____ Excerpted data
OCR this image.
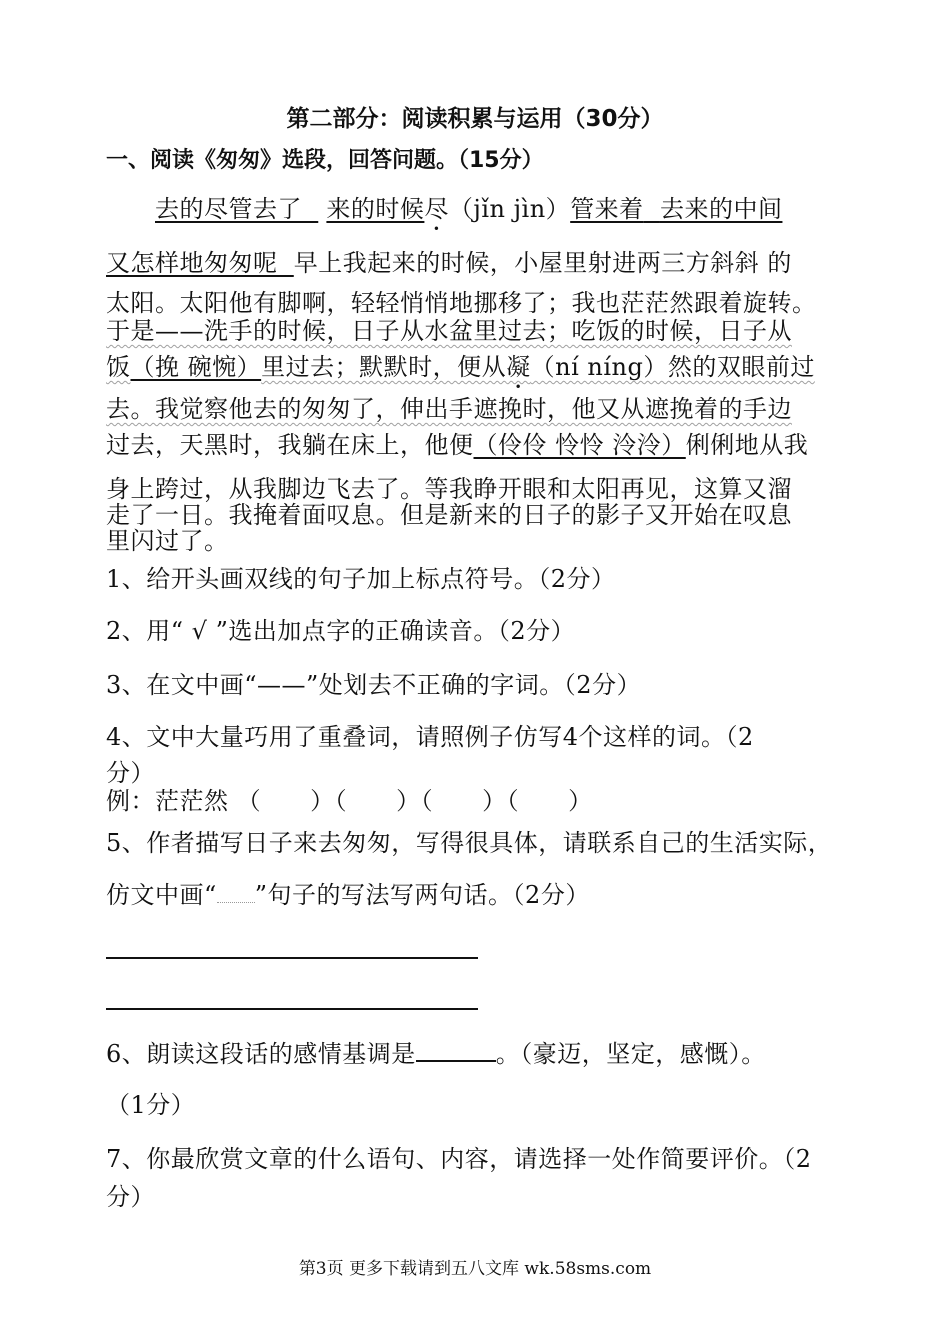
第二部分：阅读积累与运用（30分）
一、阅读《匆匆》选段，回答问题。（15分）
去的尽管去了 来的时候尽（jǐn jìn）管来着 去来的中间
又怎样地匆匆呢 早上我起来的时候，小屋里射进两三方斜斜 的
太阳。太阳他有脚啊，轻轻悄悄地挪移了；我也茫茫然跟着旋转。
于是——洗手的时候，日子从水盆里过去；吃饭的时候，日子从
饭（挽 碗惋）里过去；默默时，便从凝（ní níng）然的双眼前过
去。我觉察他去的匆匆了，伸出手遮挽时，他又从遮挽着的手边
过去，天黑时，我躺在床上，他便（伶伶 怜怜 泠泠）俐俐地从我
身上跨过，从我脚边飞去了。等我睁开眼和太阳再见，这算又溜
走了一日。我掩着面叹息。但是新来的日子的影子又开始在叹息
里闪过了。
1、给开头画双线的句子加上标点符号。（2分）
2、用“ √ ”选出加点字的正确读音。（2分）
3、在文中画“——”处划去不正确的字词。（2分）
4、文中大量巧用了重叠词，请照例子仿写4个这样的词。（2
分）
例：茫茫然 （　　）（　　）（　　）（　　）
5、作者描写日子来去匆匆，写得很具体，请联系自己的生活实际，
仿文中画“ ”句子的写法写两句话。（2分）
6、朗读这段话的感情基调是	。（豪迈，坚定，感慨）。
（1分）
7、你最欣赏文章的什么语句、内容，请选择一处作简要评价。（2
分）
第3页 更多下载请到五八文库 wk.58sms.com
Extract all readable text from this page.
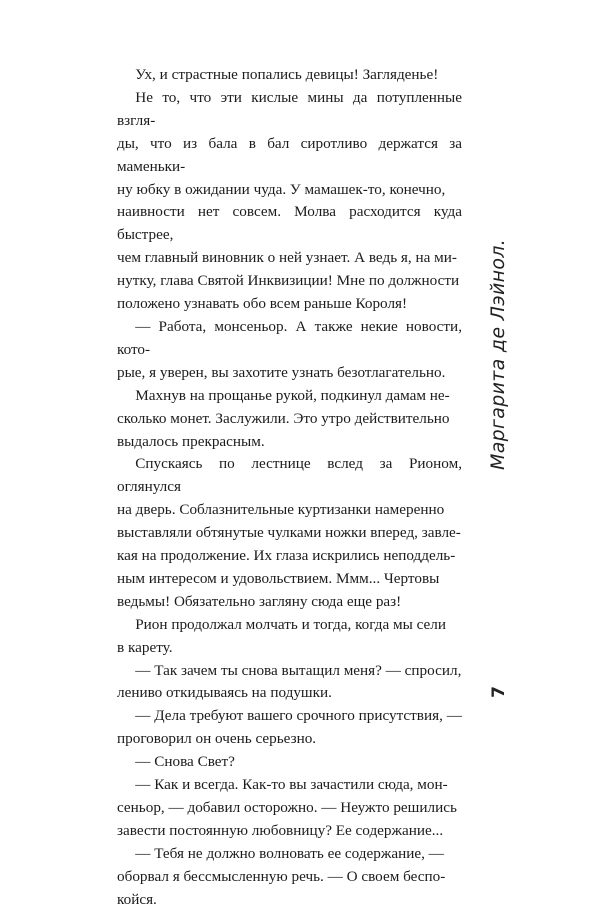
Ух, и страстные попались девицы! Загляденье!

Не то, что эти кислые мины да потупленные взгля-
ды, что из бала в бал сиротливо держатся за маменьки-
ну юбку в ожидании чуда. У мамашек-то, конечно,
наивности нет совсем. Молва расходится куда быстрее,
чем главный виновник о ней узнает. А ведь я, на ми-
нутку, глава Святой Инквизиции! Мне по должности
положено узнавать обо всем раньше Короля!

— Работа, монсеньор. А также некие новости, кото-
рые, я уверен, вы захотите узнать безотлагательно.

Махнув на прощанье рукой, подкинул дамам не-
сколько монет. Заслужили. Это утро действительно
выдалось прекрасным.

Спускаясь по лестнице вслед за Рионом, оглянулся
на дверь. Соблазнительные куртизанки намеренно
выставляли обтянутые чулками ножки вперед, завле-
кая на продолжение. Их глаза искрились неподдель-
ным интересом и удовольствием. Ммм... Чертовы
ведьмы! Обязательно загляну сюда еще раз!

Рион продолжал молчать и тогда, когда мы сели
в карету.

— Так зачем ты снова вытащил меня? — спросил,
лениво откидываясь на подушки.

— Дела требуют вашего срочного присутствия, —
проговорил он очень серьезно.

— Снова Свет?

— Как и всегда. Как-то вы зачастили сюда, мон-
сеньор, — добавил осторожно. — Неужто решились
завести постоянную любовницу? Ее содержание...

— Тебя не должно волновать ее содержание, —
оборвал я бессмысленную речь. — О своем беспо-
койся.

Маргарита де Лэйнол.
7
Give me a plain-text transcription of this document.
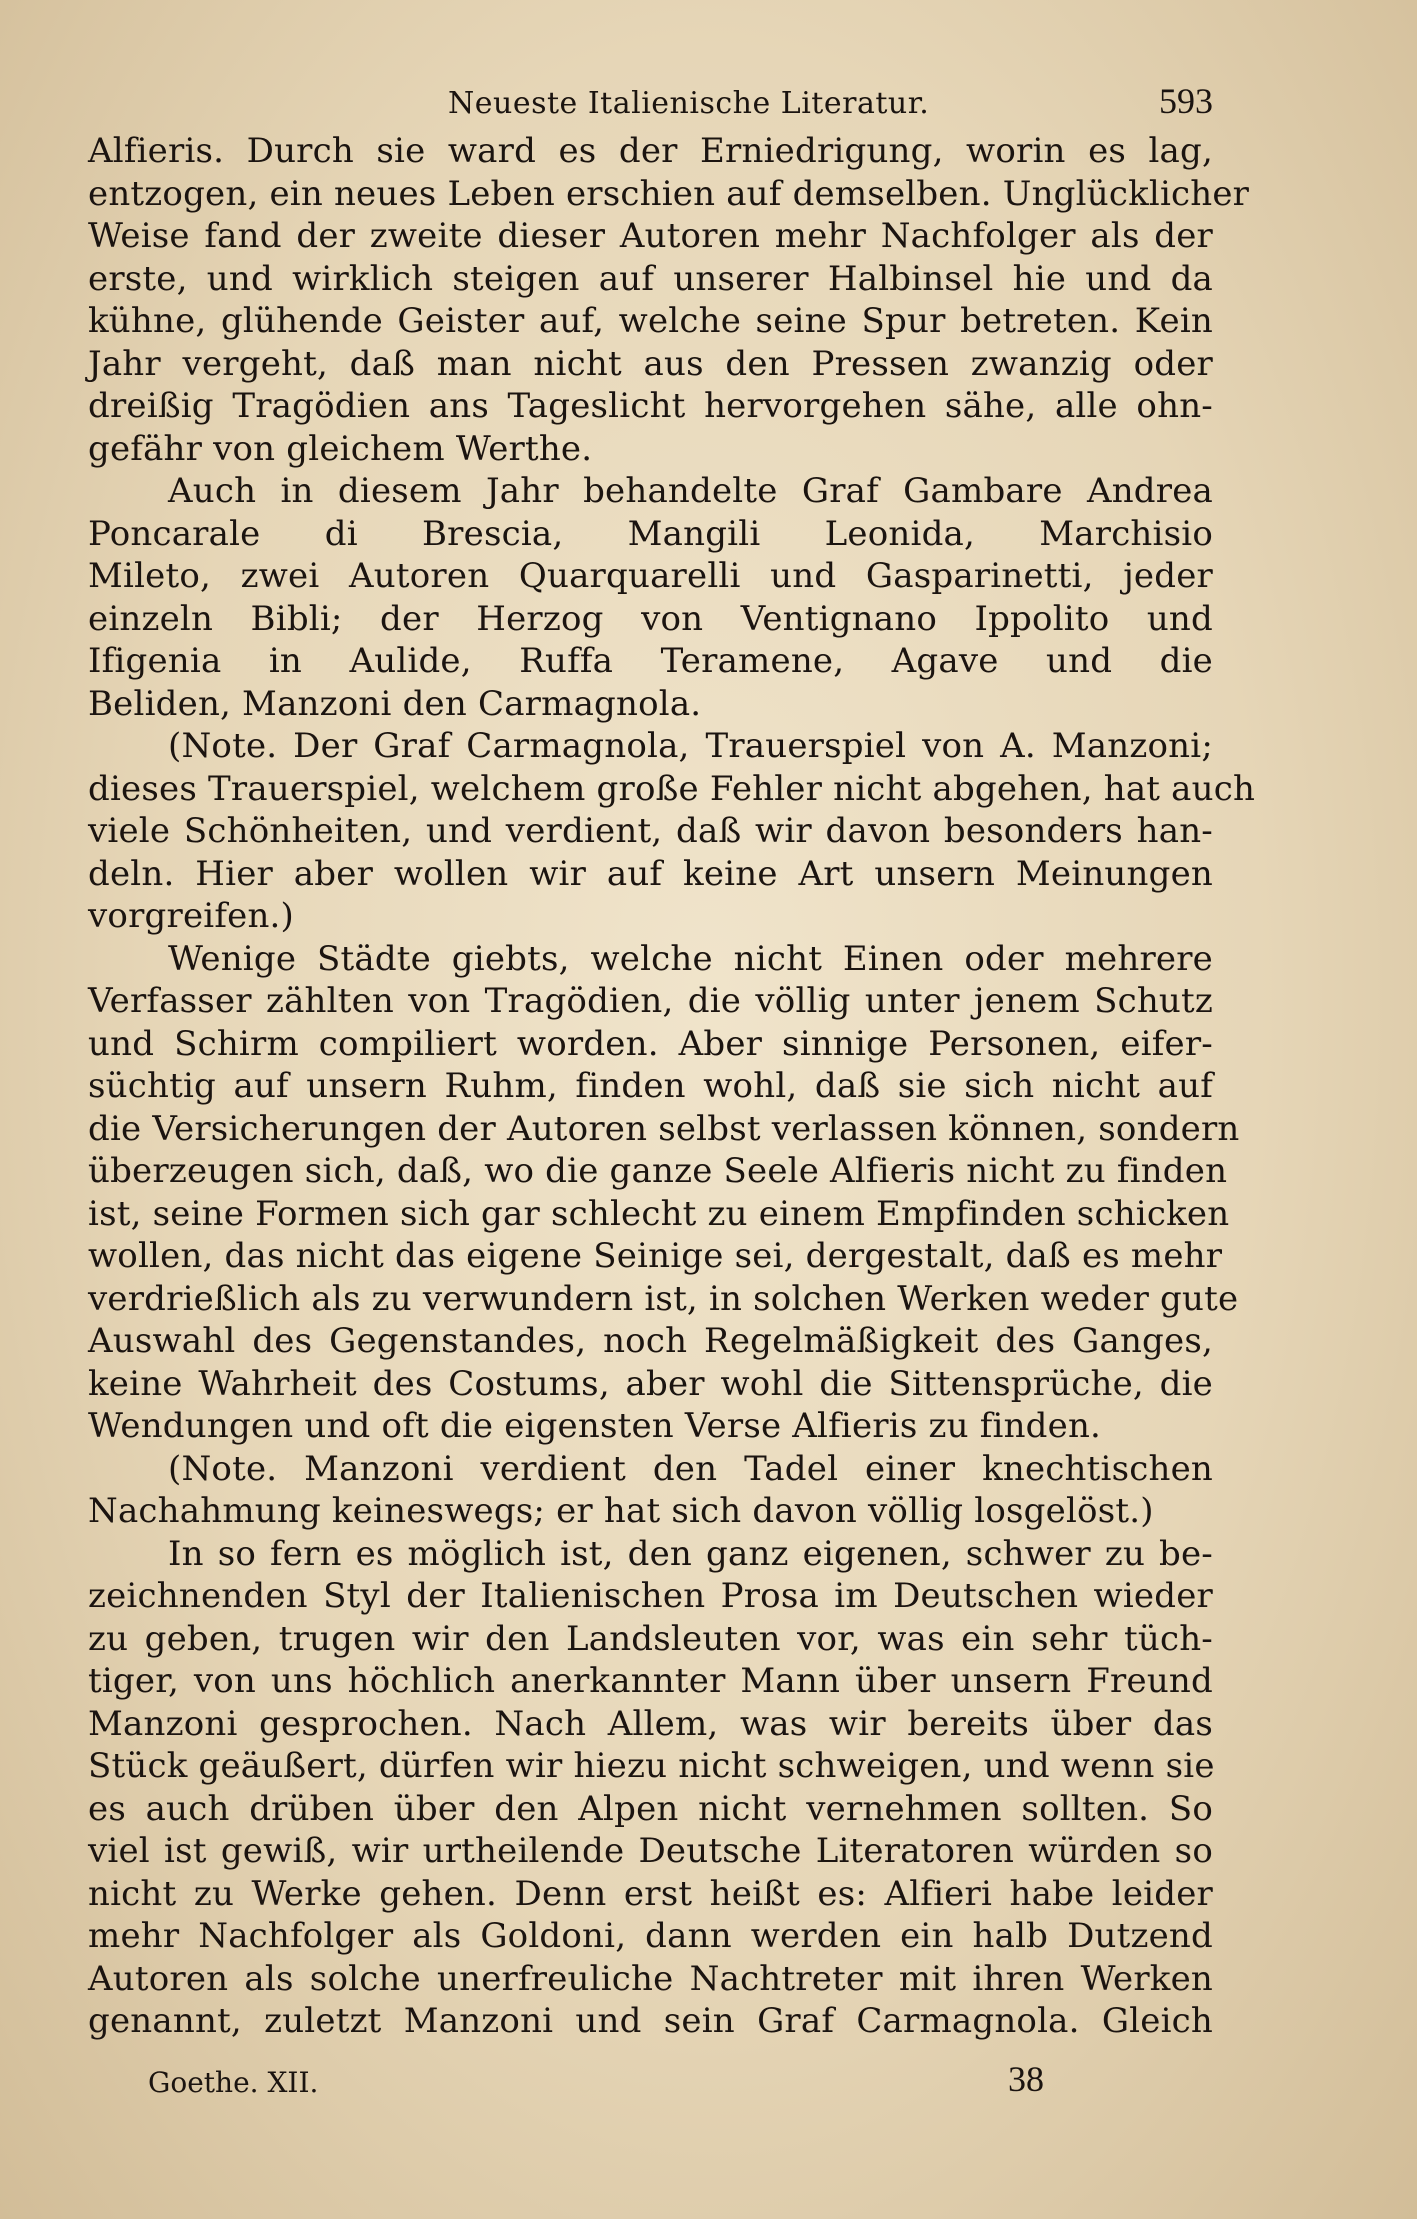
Neueste Italienische Literatur.	593
Alfieris. Durch sie ward es der Erniedrigung, worin es lag,
entzogen, ein neues Leben erschien auf demselben. Unglücklicher
Weise fand der zweite dieser Autoren mehr Nachfolger als der
erste, und wirklich steigen auf unserer Halbinsel hie und da
kühne, glühende Geister auf, welche seine Spur betreten. Kein
Jahr vergeht, daß man nicht aus den Pressen zwanzig oder
dreißig Tragödien ans Tageslicht hervorgehen sähe, alle ohn-
gefähr von gleichem Werthe.
Auch in diesem Jahr behandelte Graf Gambare Andrea
Poncarale di Brescia, Mangili Leonida, Marchisio
Mileto, zwei Autoren Quarquarelli und Gasparinetti, jeder
einzeln Bibli; der Herzog von Ventignano Ippolito und
Ifigenia in Aulide, Ruffa Teramene, Agave und die
Beliden, Manzoni den Carmagnola.
(Note. Der Graf Carmagnola, Trauerspiel von A. Manzoni;
dieses Trauerspiel, welchem große Fehler nicht abgehen, hat auch
viele Schönheiten, und verdient, daß wir davon besonders han-
deln. Hier aber wollen wir auf keine Art unsern Meinungen
vorgreifen.)
Wenige Städte giebts, welche nicht Einen oder mehrere
Verfasser zählten von Tragödien, die völlig unter jenem Schutz
und Schirm compiliert worden. Aber sinnige Personen, eifer-
süchtig auf unsern Ruhm, finden wohl, daß sie sich nicht auf
die Versicherungen der Autoren selbst verlassen können, sondern
überzeugen sich, daß, wo die ganze Seele Alfieris nicht zu finden
ist, seine Formen sich gar schlecht zu einem Empfinden schicken
wollen, das nicht das eigene Seinige sei, dergestalt, daß es mehr
verdrießlich als zu verwundern ist, in solchen Werken weder gute
Auswahl des Gegenstandes, noch Regelmäßigkeit des Ganges,
keine Wahrheit des Costums, aber wohl die Sittensprüche, die
Wendungen und oft die eigensten Verse Alfieris zu finden.
(Note. Manzoni verdient den Tadel einer knechtischen
Nachahmung keineswegs; er hat sich davon völlig losgelöst.)
In so fern es möglich ist, den ganz eigenen, schwer zu be-
zeichnenden Styl der Italienischen Prosa im Deutschen wieder
zu geben, trugen wir den Landsleuten vor, was ein sehr tüch-
tiger, von uns höchlich anerkannter Mann über unsern Freund
Manzoni gesprochen. Nach Allem, was wir bereits über das
Stück geäußert, dürfen wir hiezu nicht schweigen, und wenn sie
es auch drüben über den Alpen nicht vernehmen sollten. So
viel ist gewiß, wir urtheilende Deutsche Literatoren würden so
nicht zu Werke gehen. Denn erst heißt es: Alfieri habe leider
mehr Nachfolger als Goldoni, dann werden ein halb Dutzend
Autoren als solche unerfreuliche Nachtreter mit ihren Werken
genannt, zuletzt Manzoni und sein Graf Carmagnola. Gleich
Goethe. XII.	38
________
▶ **Exercise objective**: Repeat the data exactly, without the pictures.

▶ **Answer for this exercise**:
OCR this image.
第二部分：阅读积累与运用（30分）
一、阅读《匆匆》选段，回答问题。（15分）
去的尽管去了 来的时候尽（jǐn jìn）管来着 去来的中间
又怎样地匆匆呢 早上我起来的时候，小屋里射进两三方斜斜 的
太阳。太阳他有脚啊，轻轻悄悄地挪移了；我也茫茫然跟着旋转。
于是——洗手的时候，日子从水盆里过去；吃饭的时候，日子从
饭（挽 碗惋）里过去；默默时，便从凝（ní níng）然的双眼前过
去。我觉察他去的匆匆了，伸出手遮挽时，他又从遮挽着的手边
过去，天黑时，我躺在床上，他便（伶伶 怜怜 泠泠）俐俐地从我
身上跨过，从我脚边飞去了。等我睁开眼和太阳再见，这算又溜
走了一日。我掩着面叹息。但是新来的日子的影子又开始在叹息
里闪过了。
1、给开头画双线的句子加上标点符号。（2分）
2、用“ √ ”选出加点字的正确读音。（2分）
3、在文中画“——”处划去不正确的字词。（2分）
4、文中大量巧用了重叠词，请照例子仿写4个这样的词。（2
分）
例：茫茫然 （　　）（　　）（　　）（　　）
5、作者描写日子来去匆匆，写得很具体，请联系自己的生活实际，
仿文中画“ ”句子的写法写两句话。（2分）
6、朗读这段话的感情基调是	。（豪迈，坚定，感慨）。
（1分）
7、你最欣赏文章的什么语句、内容，请选择一处作简要评价。（2
分）
第3页 更多下载请到五八文库 wk.58sms.com
Extract all readable text from this page.
Ух, и страстные попались девицы! Загляденье!

Не то, что эти кислые мины да потупленные взгля-
ды, что из бала в бал сиротливо держатся за маменьки-
ну юбку в ожидании чуда. У мамашек-то, конечно,
наивности нет совсем. Молва расходится куда быстрее,
чем главный виновник о ней узнает. А ведь я, на ми-
нутку, глава Святой Инквизиции! Мне по должности
положено узнавать обо всем раньше Короля!

— Работа, монсеньор. А также некие новости, кото-
рые, я уверен, вы захотите узнать безотлагательно.

Махнув на прощанье рукой, подкинул дамам не-
сколько монет. Заслужили. Это утро действительно
выдалось прекрасным.

Спускаясь по лестнице вслед за Рионом, оглянулся
на дверь. Соблазнительные куртизанки намеренно
выставляли обтянутые чулками ножки вперед, завле-
кая на продолжение. Их глаза искрились неподдель-
ным интересом и удовольствием. Ммм... Чертовы
ведьмы! Обязательно загляну сюда еще раз!

Рион продолжал молчать и тогда, когда мы сели
в карету.

— Так зачем ты снова вытащил меня? — спросил,
лениво откидываясь на подушки.

— Дела требуют вашего срочного присутствия, —
проговорил он очень серьезно.

— Снова Свет?

— Как и всегда. Как-то вы зачастили сюда, мон-
сеньор, — добавил осторожно. — Неужто решились
завести постоянную любовницу? Ее содержание...

— Тебя не должно волновать ее содержание, —
оборвал я бессмысленную речь. — О своем беспо-
койся.

Маргарита де Лэйнол.
7
Give me a plain-text transcription of this document.
Neueste Italienische Literatur.	593
Alfieris. Durch sie ward es der Erniedrigung, worin es lag,
entzogen, ein neues Leben erschien auf demselben. Unglücklicher
Weise fand der zweite dieser Autoren mehr Nachfolger als der
erste, und wirklich steigen auf unserer Halbinsel hie und da
kühne, glühende Geister auf, welche seine Spur betreten. Kein
Jahr vergeht, daß man nicht aus den Pressen zwanzig oder
dreißig Tragödien ans Tageslicht hervorgehen sähe, alle ohn-
gefähr von gleichem Werthe.
Auch in diesem Jahr behandelte Graf Gambare Andrea
Poncarale di Brescia, Mangili Leonida, Marchisio
Mileto, zwei Autoren Quarquarelli und Gasparinetti, jeder
einzeln Bibli; der Herzog von Ventignano Ippolito und
Ifigenia in Aulide, Ruffa Teramene, Agave und die
Beliden, Manzoni den Carmagnola.
(Note. Der Graf Carmagnola, Trauerspiel von A. Manzoni;
dieses Trauerspiel, welchem große Fehler nicht abgehen, hat auch
viele Schönheiten, und verdient, daß wir davon besonders han-
deln. Hier aber wollen wir auf keine Art unsern Meinungen
vorgreifen.)
Wenige Städte giebts, welche nicht Einen oder mehrere
Verfasser zählten von Tragödien, die völlig unter jenem Schutz
und Schirm compiliert worden. Aber sinnige Personen, eifer-
süchtig auf unsern Ruhm, finden wohl, daß sie sich nicht auf
die Versicherungen der Autoren selbst verlassen können, sondern
überzeugen sich, daß, wo die ganze Seele Alfieris nicht zu finden
ist, seine Formen sich gar schlecht zu einem Empfinden schicken
wollen, das nicht das eigene Seinige sei, dergestalt, daß es mehr
verdrießlich als zu verwundern ist, in solchen Werken weder gute
Auswahl des Gegenstandes, noch Regelmäßigkeit des Ganges,
keine Wahrheit des Costums, aber wohl die Sittensprüche, die
Wendungen und oft die eigensten Verse Alfieris zu finden.
(Note. Manzoni verdient den Tadel einer knechtischen
Nachahmung keineswegs; er hat sich davon völlig losgelöst.)
In so fern es möglich ist, den ganz eigenen, schwer zu be-
zeichnenden Styl der Italienischen Prosa im Deutschen wieder
zu geben, trugen wir den Landsleuten vor, was ein sehr tüch-
tiger, von uns höchlich anerkannter Mann über unsern Freund
Manzoni gesprochen. Nach Allem, was wir bereits über das
Stück geäußert, dürfen wir hiezu nicht schweigen, und wenn sie
es auch drüben über den Alpen nicht vernehmen sollten. So
viel ist gewiß, wir urtheilende Deutsche Literatoren würden so
nicht zu Werke gehen. Denn erst heißt es: Alfieri habe leider
mehr Nachfolger als Goldoni, dann werden ein halb Dutzend
Autoren als solche unerfreuliche Nachtreter mit ihren Werken
genannt, zuletzt Manzoni und sein Graf Carmagnola. Gleich
Goethe. XII.	38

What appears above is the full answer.